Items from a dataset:
※
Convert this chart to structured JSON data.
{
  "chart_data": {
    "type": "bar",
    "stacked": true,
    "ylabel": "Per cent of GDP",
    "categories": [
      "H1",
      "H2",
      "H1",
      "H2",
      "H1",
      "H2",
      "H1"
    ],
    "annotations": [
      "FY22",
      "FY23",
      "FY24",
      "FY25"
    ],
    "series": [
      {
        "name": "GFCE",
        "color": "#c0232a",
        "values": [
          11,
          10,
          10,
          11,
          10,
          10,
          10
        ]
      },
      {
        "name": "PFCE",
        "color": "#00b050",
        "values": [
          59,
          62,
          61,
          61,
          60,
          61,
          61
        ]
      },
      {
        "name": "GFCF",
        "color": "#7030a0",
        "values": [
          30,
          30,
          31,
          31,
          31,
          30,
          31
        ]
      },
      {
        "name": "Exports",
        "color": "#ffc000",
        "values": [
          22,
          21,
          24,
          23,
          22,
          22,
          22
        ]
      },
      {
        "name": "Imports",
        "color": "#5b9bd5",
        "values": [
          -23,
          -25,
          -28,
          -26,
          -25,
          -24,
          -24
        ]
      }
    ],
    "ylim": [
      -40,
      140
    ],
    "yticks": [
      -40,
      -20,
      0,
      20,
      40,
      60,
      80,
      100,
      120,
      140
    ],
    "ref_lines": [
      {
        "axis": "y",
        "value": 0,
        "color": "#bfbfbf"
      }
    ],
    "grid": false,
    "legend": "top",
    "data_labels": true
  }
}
※
# Exercise objective
Please copy out each record, character for character.

# Output below
Convert this chart to structured JSON data.
{
  "chart_data": {
    "type": "bar",
    "stacked": true,
    "ylabel": "Per cent of GDP",
    "categories": [
      "H1",
      "H2",
      "H1",
      "H2",
      "H1",
      "H2",
      "H1"
    ],
    "annotations": [
      "FY22",
      "FY23",
      "FY24",
      "FY25"
    ],
    "series": [
      {
        "name": "GFCE",
        "color": "#c0232a",
        "values": [
          11,
          10,
          10,
          11,
          10,
          10,
          10
        ]
      },
      {
        "name": "PFCE",
        "color": "#00b050",
        "values": [
          59,
          62,
          61,
          61,
          60,
          61,
          61
        ]
      },
      {
        "name": "GFCF",
        "color": "#7030a0",
        "values": [
          30,
          30,
          31,
          31,
          31,
          30,
          31
        ]
      },
      {
        "name": "Exports",
        "color": "#ffc000",
        "values": [
          22,
          21,
          24,
          23,
          22,
          22,
          22
        ]
      },
      {
        "name": "Imports",
        "color": "#5b9bd5",
        "values": [
          -23,
          -25,
          -28,
          -26,
          -25,
          -24,
          -24
        ]
      }
    ],
    "ylim": [
      -40,
      140
    ],
    "yticks": [
      -40,
      -20,
      0,
      20,
      40,
      60,
      80,
      100,
      120,
      140
    ],
    "ref_lines": [
      {
        "axis": "y",
        "value": 0,
        "color": "#bfbfbf"
      }
    ],
    "grid": false,
    "legend": "top",
    "data_labels": true
  }
}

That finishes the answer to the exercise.